Task goal:
Lines containing the string "grid" are to be counted; report the total by itself.

■ ■ ■ ■

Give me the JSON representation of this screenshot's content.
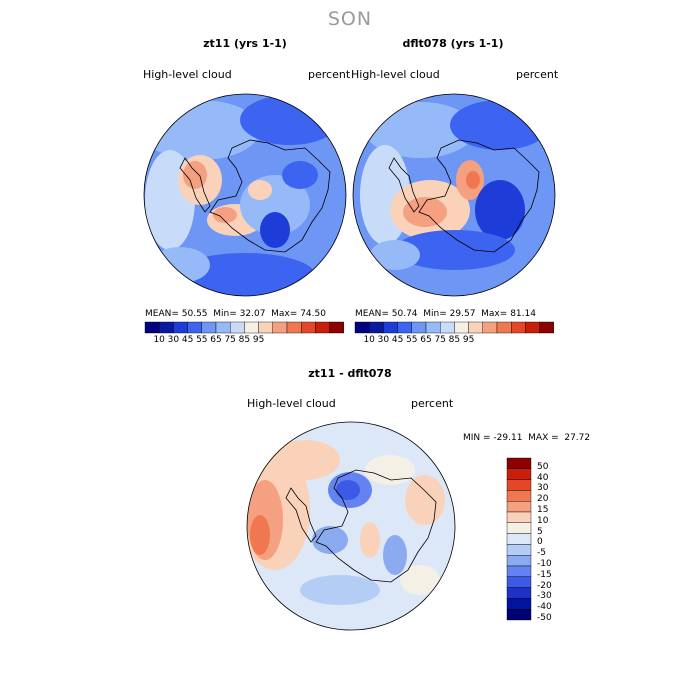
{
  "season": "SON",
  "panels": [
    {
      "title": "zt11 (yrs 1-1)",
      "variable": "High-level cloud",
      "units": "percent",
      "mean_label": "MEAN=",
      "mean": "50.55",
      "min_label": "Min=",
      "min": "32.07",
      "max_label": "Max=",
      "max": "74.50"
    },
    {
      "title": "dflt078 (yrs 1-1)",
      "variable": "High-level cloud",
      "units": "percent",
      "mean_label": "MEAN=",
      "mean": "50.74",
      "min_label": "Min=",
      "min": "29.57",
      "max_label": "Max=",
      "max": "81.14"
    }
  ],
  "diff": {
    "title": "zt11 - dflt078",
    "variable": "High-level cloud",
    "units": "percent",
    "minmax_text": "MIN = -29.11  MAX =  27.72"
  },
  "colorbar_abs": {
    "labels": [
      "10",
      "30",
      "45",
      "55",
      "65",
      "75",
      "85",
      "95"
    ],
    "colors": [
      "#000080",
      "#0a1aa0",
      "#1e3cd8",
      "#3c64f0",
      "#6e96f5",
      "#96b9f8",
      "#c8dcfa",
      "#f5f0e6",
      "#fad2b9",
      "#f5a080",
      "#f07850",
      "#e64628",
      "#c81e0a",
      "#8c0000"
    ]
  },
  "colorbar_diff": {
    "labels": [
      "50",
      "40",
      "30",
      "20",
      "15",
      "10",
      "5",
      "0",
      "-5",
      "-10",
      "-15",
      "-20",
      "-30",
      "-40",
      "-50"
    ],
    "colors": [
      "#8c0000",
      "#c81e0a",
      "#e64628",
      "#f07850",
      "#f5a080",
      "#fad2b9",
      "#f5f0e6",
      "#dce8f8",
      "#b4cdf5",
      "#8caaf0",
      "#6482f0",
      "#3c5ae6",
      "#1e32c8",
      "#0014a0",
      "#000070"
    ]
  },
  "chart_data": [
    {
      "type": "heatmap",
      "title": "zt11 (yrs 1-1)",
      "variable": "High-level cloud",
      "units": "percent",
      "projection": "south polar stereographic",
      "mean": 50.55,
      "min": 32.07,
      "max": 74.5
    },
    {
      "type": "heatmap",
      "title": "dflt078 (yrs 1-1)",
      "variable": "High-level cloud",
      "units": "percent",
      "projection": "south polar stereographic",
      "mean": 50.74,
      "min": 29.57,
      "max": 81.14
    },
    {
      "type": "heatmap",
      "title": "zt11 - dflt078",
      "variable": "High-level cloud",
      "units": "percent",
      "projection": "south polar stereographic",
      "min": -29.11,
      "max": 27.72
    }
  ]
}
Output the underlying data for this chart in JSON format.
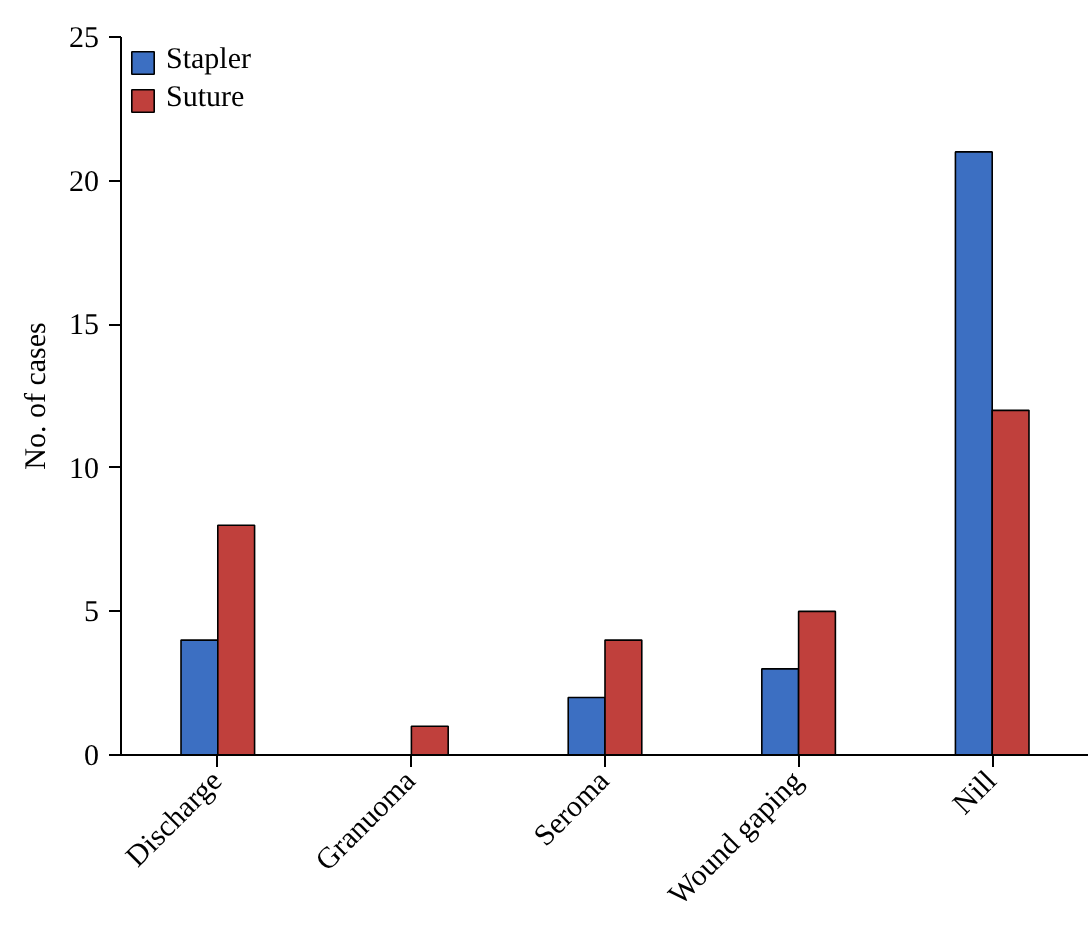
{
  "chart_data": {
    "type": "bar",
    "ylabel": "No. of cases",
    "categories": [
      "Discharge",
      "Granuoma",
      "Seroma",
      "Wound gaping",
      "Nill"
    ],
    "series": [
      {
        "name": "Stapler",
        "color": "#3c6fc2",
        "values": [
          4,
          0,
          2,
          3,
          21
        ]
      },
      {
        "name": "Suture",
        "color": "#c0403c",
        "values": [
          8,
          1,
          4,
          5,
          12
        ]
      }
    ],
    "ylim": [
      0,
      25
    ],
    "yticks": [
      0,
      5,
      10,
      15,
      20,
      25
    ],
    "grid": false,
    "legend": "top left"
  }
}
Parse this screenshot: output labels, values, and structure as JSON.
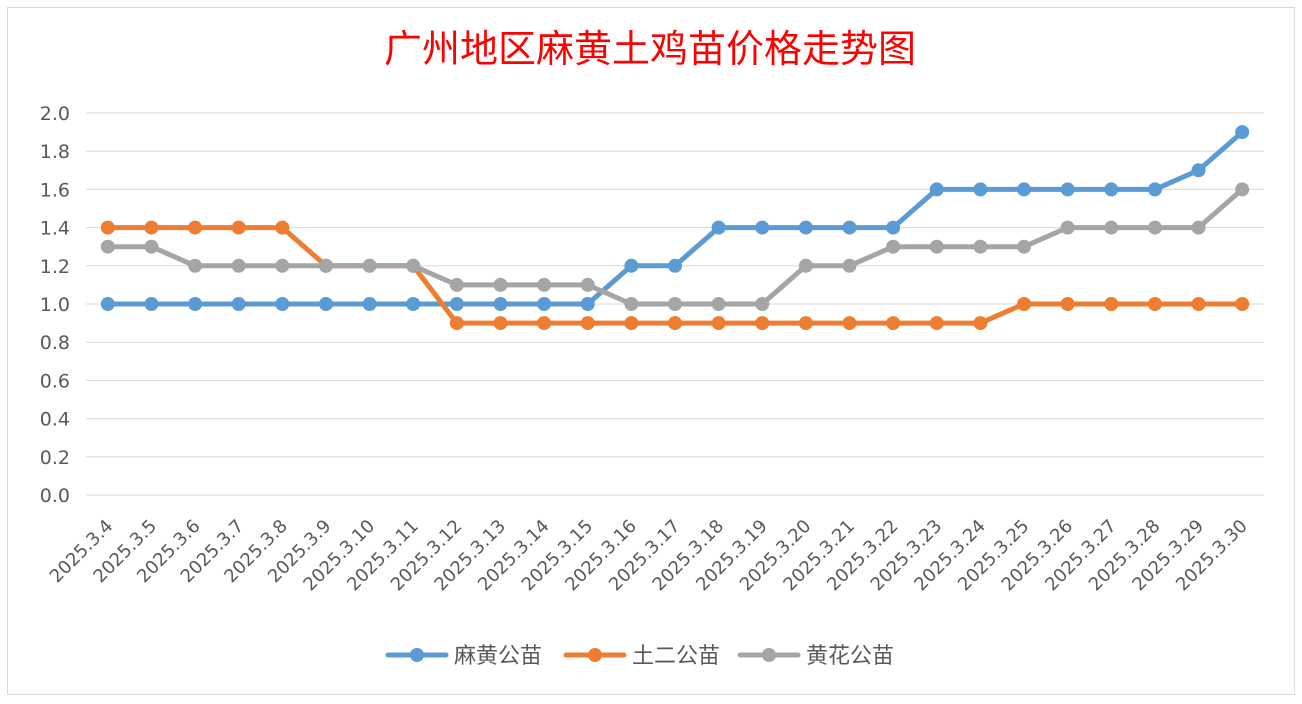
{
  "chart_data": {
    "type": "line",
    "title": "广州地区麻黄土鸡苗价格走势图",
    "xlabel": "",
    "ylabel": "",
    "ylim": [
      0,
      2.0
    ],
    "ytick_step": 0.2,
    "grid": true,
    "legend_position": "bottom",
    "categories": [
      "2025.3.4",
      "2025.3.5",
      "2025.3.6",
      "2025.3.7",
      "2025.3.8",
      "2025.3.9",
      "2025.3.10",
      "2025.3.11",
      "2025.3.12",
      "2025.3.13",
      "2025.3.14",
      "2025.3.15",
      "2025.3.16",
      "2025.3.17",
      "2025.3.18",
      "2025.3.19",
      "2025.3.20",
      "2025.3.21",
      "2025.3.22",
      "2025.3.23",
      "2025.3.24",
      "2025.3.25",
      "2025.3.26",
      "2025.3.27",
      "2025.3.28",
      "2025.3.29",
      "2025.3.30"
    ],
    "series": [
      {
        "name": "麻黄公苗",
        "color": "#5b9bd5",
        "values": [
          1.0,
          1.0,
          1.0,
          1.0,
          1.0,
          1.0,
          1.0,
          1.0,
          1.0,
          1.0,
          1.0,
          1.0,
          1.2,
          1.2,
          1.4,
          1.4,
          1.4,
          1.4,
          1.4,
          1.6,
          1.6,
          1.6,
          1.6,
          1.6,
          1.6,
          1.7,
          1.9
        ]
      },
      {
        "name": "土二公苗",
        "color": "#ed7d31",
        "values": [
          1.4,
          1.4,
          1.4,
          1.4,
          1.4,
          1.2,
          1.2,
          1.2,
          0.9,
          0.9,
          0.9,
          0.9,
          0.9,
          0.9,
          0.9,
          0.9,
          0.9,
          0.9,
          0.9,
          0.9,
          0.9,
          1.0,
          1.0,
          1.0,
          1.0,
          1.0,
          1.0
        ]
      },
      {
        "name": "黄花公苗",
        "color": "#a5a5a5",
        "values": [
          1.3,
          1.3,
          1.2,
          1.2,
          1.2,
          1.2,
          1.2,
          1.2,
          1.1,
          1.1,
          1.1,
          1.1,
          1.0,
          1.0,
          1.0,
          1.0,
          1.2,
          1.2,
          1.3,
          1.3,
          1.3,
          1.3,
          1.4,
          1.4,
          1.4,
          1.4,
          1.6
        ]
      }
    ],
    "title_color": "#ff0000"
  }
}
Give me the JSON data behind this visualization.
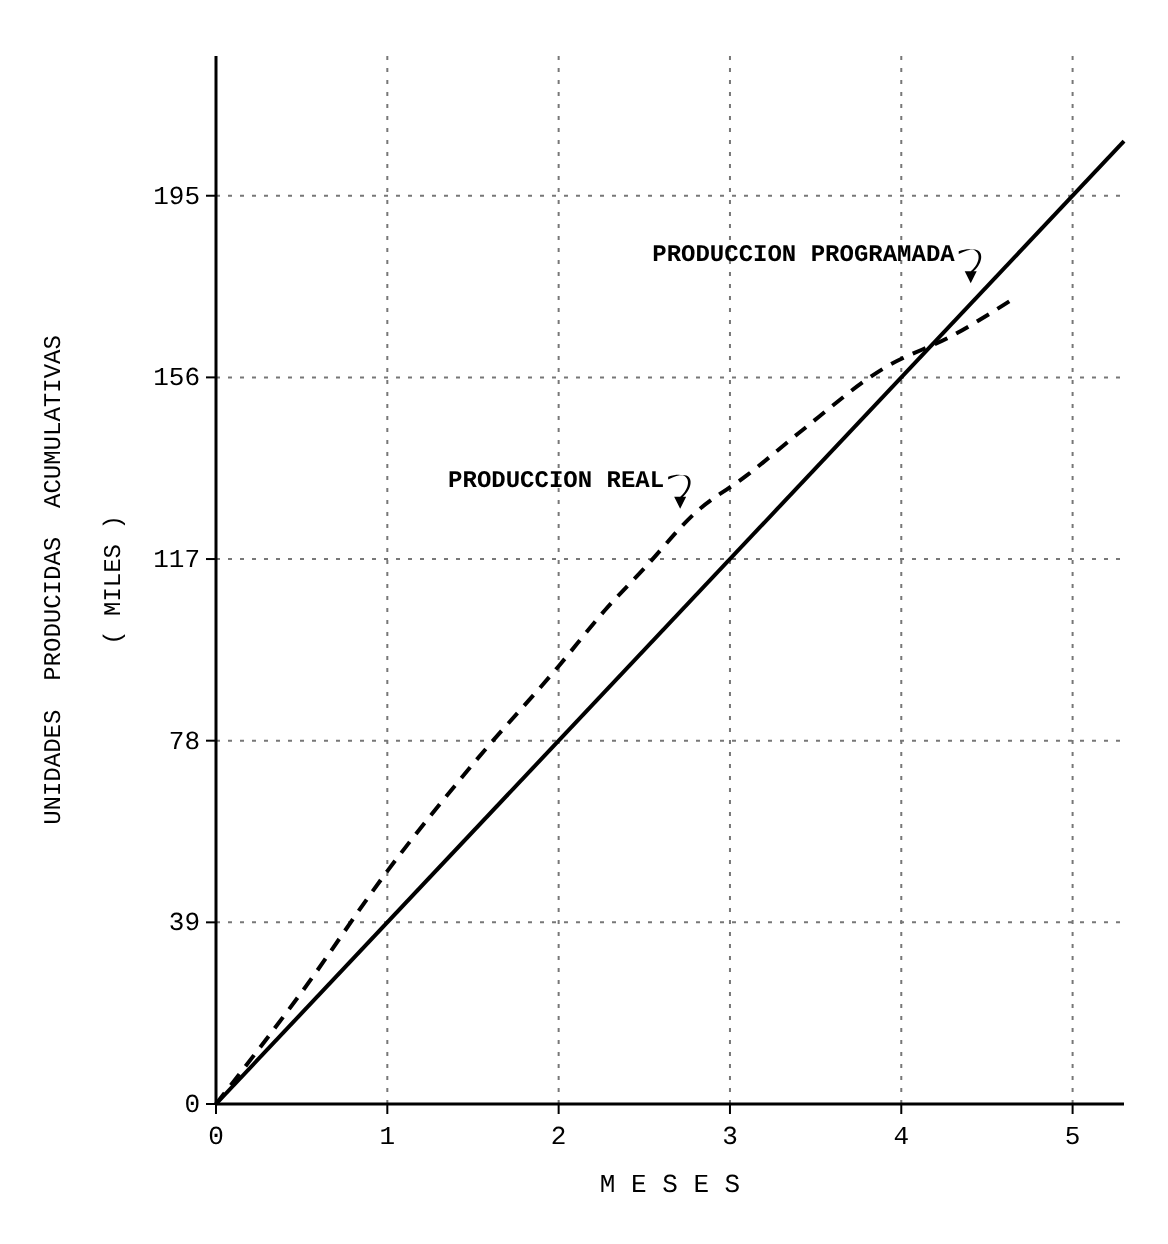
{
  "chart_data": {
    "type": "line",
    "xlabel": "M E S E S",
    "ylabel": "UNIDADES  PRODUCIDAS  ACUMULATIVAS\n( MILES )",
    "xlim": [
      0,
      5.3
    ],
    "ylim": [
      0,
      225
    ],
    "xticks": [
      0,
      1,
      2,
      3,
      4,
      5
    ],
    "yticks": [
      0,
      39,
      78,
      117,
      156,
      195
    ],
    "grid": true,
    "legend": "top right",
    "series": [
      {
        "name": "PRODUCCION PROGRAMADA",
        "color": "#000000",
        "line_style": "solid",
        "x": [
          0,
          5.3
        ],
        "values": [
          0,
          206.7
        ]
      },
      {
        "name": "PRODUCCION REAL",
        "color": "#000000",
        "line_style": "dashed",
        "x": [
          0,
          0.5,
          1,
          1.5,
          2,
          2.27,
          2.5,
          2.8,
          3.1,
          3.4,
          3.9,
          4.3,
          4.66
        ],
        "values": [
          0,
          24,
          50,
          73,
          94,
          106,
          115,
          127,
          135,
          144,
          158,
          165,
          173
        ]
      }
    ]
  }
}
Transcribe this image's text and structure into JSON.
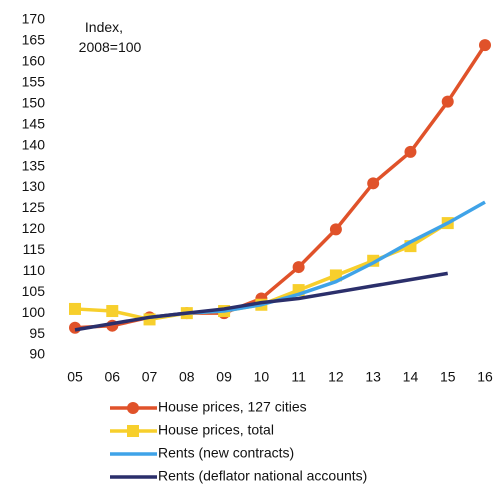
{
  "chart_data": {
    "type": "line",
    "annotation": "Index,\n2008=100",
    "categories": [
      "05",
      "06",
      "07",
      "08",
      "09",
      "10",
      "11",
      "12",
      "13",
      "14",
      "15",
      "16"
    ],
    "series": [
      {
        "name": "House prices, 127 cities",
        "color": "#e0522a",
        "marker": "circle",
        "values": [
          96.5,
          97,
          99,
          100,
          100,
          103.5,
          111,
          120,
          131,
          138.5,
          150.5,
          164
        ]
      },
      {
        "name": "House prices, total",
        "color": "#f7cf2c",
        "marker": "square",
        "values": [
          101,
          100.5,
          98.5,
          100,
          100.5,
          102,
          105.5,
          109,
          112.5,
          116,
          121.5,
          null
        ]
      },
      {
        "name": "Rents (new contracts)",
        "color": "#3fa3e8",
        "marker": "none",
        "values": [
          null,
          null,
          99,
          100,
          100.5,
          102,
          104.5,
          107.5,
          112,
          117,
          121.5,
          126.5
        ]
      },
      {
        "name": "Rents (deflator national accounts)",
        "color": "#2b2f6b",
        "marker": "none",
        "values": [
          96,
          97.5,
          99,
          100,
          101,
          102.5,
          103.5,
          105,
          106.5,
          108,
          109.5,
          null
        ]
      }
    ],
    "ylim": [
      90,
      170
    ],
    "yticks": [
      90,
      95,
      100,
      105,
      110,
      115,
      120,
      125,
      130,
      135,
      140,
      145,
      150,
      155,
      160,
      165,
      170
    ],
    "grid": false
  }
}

■ ■ ■ ■

Answer for the task:
4